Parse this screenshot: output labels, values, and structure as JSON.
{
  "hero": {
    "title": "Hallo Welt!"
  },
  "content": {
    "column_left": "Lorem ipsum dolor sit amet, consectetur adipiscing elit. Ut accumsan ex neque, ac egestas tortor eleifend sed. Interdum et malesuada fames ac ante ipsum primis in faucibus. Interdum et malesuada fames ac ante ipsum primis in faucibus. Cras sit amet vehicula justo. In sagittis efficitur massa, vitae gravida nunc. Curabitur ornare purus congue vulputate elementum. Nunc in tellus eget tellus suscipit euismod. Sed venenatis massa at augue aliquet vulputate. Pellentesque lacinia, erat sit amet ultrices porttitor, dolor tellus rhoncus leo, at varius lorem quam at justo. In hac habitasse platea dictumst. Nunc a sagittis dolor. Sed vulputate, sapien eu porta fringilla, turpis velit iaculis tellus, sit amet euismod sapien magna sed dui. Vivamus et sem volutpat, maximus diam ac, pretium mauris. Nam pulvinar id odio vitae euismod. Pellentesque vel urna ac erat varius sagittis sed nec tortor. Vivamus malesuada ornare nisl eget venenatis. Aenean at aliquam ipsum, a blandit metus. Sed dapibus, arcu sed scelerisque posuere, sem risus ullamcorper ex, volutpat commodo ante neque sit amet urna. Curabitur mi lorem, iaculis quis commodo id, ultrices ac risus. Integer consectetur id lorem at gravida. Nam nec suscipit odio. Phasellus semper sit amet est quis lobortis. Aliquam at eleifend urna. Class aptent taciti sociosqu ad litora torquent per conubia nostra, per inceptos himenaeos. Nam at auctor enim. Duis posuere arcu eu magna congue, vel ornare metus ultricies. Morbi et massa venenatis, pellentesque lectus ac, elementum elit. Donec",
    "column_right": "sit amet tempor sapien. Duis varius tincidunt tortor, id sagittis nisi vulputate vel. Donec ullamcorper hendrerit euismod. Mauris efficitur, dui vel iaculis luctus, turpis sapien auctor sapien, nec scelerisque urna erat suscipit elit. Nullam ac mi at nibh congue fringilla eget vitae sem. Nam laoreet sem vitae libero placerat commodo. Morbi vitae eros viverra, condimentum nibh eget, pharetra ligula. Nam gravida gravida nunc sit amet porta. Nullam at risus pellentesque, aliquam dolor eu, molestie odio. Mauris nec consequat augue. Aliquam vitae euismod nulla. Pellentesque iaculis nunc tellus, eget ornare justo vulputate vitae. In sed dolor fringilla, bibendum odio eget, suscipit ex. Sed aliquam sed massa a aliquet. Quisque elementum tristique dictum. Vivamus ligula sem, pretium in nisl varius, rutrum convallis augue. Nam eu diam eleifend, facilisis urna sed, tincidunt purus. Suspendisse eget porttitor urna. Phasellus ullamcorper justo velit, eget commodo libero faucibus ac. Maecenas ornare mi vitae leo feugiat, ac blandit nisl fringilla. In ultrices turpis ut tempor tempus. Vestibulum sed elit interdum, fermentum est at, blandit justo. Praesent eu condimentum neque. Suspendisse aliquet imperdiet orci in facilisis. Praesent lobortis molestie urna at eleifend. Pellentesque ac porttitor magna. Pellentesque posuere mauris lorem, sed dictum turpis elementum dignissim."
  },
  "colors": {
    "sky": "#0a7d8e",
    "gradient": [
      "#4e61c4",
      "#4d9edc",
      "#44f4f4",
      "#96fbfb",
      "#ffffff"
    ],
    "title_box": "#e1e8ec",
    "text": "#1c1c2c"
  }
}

··········

Written exercise: Retype the records that precede this task, keeping them exactly the same.

Answer to this exercise:
Parse this screenshot: output labels, values, and structure as JSON.
{
  "hero": {
    "title": "Hallo Welt!"
  },
  "content": {
    "column_left": "Lorem ipsum dolor sit amet, consectetur adipiscing elit. Ut accumsan ex neque, ac egestas tortor eleifend sed. Interdum et malesuada fames ac ante ipsum primis in faucibus. Interdum et malesuada fames ac ante ipsum primis in faucibus. Cras sit amet vehicula justo. In sagittis efficitur massa, vitae gravida nunc. Curabitur ornare purus congue vulputate elementum. Nunc in tellus eget tellus suscipit euismod. Sed venenatis massa at augue aliquet vulputate. Pellentesque lacinia, erat sit amet ultrices porttitor, dolor tellus rhoncus leo, at varius lorem quam at justo. In hac habitasse platea dictumst. Nunc a sagittis dolor. Sed vulputate, sapien eu porta fringilla, turpis velit iaculis tellus, sit amet euismod sapien magna sed dui. Vivamus et sem volutpat, maximus diam ac, pretium mauris. Nam pulvinar id odio vitae euismod. Pellentesque vel urna ac erat varius sagittis sed nec tortor. Vivamus malesuada ornare nisl eget venenatis. Aenean at aliquam ipsum, a blandit metus. Sed dapibus, arcu sed scelerisque posuere, sem risus ullamcorper ex, volutpat commodo ante neque sit amet urna. Curabitur mi lorem, iaculis quis commodo id, ultrices ac risus. Integer consectetur id lorem at gravida. Nam nec suscipit odio. Phasellus semper sit amet est quis lobortis. Aliquam at eleifend urna. Class aptent taciti sociosqu ad litora torquent per conubia nostra, per inceptos himenaeos. Nam at auctor enim. Duis posuere arcu eu magna congue, vel ornare metus ultricies. Morbi et massa venenatis, pellentesque lectus ac, elementum elit. Donec",
    "column_right": "sit amet tempor sapien. Duis varius tincidunt tortor, id sagittis nisi vulputate vel. Donec ullamcorper hendrerit euismod. Mauris efficitur, dui vel iaculis luctus, turpis sapien auctor sapien, nec scelerisque urna erat suscipit elit. Nullam ac mi at nibh congue fringilla eget vitae sem. Nam laoreet sem vitae libero placerat commodo. Morbi vitae eros viverra, condimentum nibh eget, pharetra ligula. Nam gravida gravida nunc sit amet porta. Nullam at risus pellentesque, aliquam dolor eu, molestie odio. Mauris nec consequat augue. Aliquam vitae euismod nulla. Pellentesque iaculis nunc tellus, eget ornare justo vulputate vitae. In sed dolor fringilla, bibendum odio eget, suscipit ex. Sed aliquam sed massa a aliquet. Quisque elementum tristique dictum. Vivamus ligula sem, pretium in nisl varius, rutrum convallis augue. Nam eu diam eleifend, facilisis urna sed, tincidunt purus. Suspendisse eget porttitor urna. Phasellus ullamcorper justo velit, eget commodo libero faucibus ac. Maecenas ornare mi vitae leo feugiat, ac blandit nisl fringilla. In ultrices turpis ut tempor tempus. Vestibulum sed elit interdum, fermentum est at, blandit justo. Praesent eu condimentum neque. Suspendisse aliquet imperdiet orci in facilisis. Praesent lobortis molestie urna at eleifend. Pellentesque ac porttitor magna. Pellentesque posuere mauris lorem, sed dictum turpis elementum dignissim."
  },
  "colors": {
    "sky": "#0a7d8e",
    "gradient": [
      "#4e61c4",
      "#4d9edc",
      "#44f4f4",
      "#96fbfb",
      "#ffffff"
    ],
    "title_box": "#e1e8ec",
    "text": "#1c1c2c"
  }
}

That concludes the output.